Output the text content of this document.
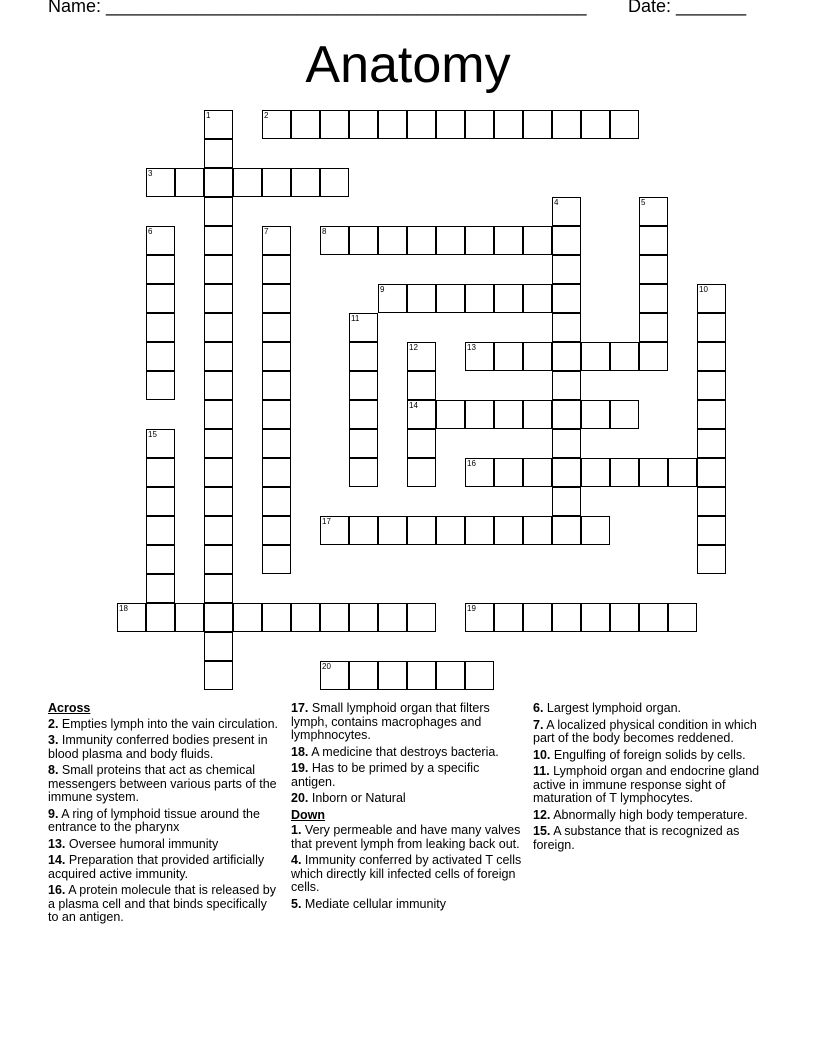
Name: ________________________________________________ Date: _______
Anatomy
1	2
3
4	5
6	7	8
9	10
11
12
14
13
15
16
17
18	19
20
Across
2. Empties lymph into the vain circulation.
3. Immunity conferred bodies present in blood plasma and body fluids.
8. Small proteins that act as chemical messengers between various parts of the immune system.
9. A ring of lymphoid tissue around the entrance to the pharynx
13. Oversee humoral immunity
14. Preparation that provided artificially acquired active immunity.
16. A protein molecule that is released by a plasma cell and that binds specifically to an antigen.
17. Small lymphoid organ that filters lymph, contains macrophages and lymphnocytes.
18. A medicine that destroys bacteria.
19. Has to be primed by a specific antigen.
20. Inborn or Natural
Down
1. Very permeable and have many valves that prevent lymph from leaking back out.
4. Immunity conferred by activated T cells which directly kill infected cells of foreign cells.
5. Mediate cellular immunity
6. Largest lymphoid organ.
7. A localized physical condition in which part of the body becomes reddened.
10. Engulfing of foreign solids by cells.
11. Lymphoid organ and endocrine gland active in immune response sight of maturation of T lymphocytes.
12. Abnormally high body temperature.
15. A substance that is recognized as foreign.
________________
— Instructions to follow —
Leave every picture out. Retype the remaining data exactly.

— Expected answer —
Output the text content of this document.
Name: ________________________________________________ Date: _______
Anatomy
1	2
3
4	5
6	7	8
9	10
11
12
14
13
15
16
17
18	19
20
Across
2. Empties lymph into the vain circulation.
3. Immunity conferred bodies present in blood plasma and body fluids.
8. Small proteins that act as chemical messengers between various parts of the immune system.
9. A ring of lymphoid tissue around the entrance to the pharynx
13. Oversee humoral immunity
14. Preparation that provided artificially acquired active immunity.
16. A protein molecule that is released by a plasma cell and that binds specifically to an antigen.
17. Small lymphoid organ that filters lymph, contains macrophages and lymphnocytes.
18. A medicine that destroys bacteria.
19. Has to be primed by a specific antigen.
20. Inborn or Natural
Down
1. Very permeable and have many valves that prevent lymph from leaking back out.
4. Immunity conferred by activated T cells which directly kill infected cells of foreign cells.
5. Mediate cellular immunity
6. Largest lymphoid organ.
7. A localized physical condition in which part of the body becomes reddened.
10. Engulfing of foreign solids by cells.
11. Lymphoid organ and endocrine gland active in immune response sight of maturation of T lymphocytes.
12. Abnormally high body temperature.
15. A substance that is recognized as foreign.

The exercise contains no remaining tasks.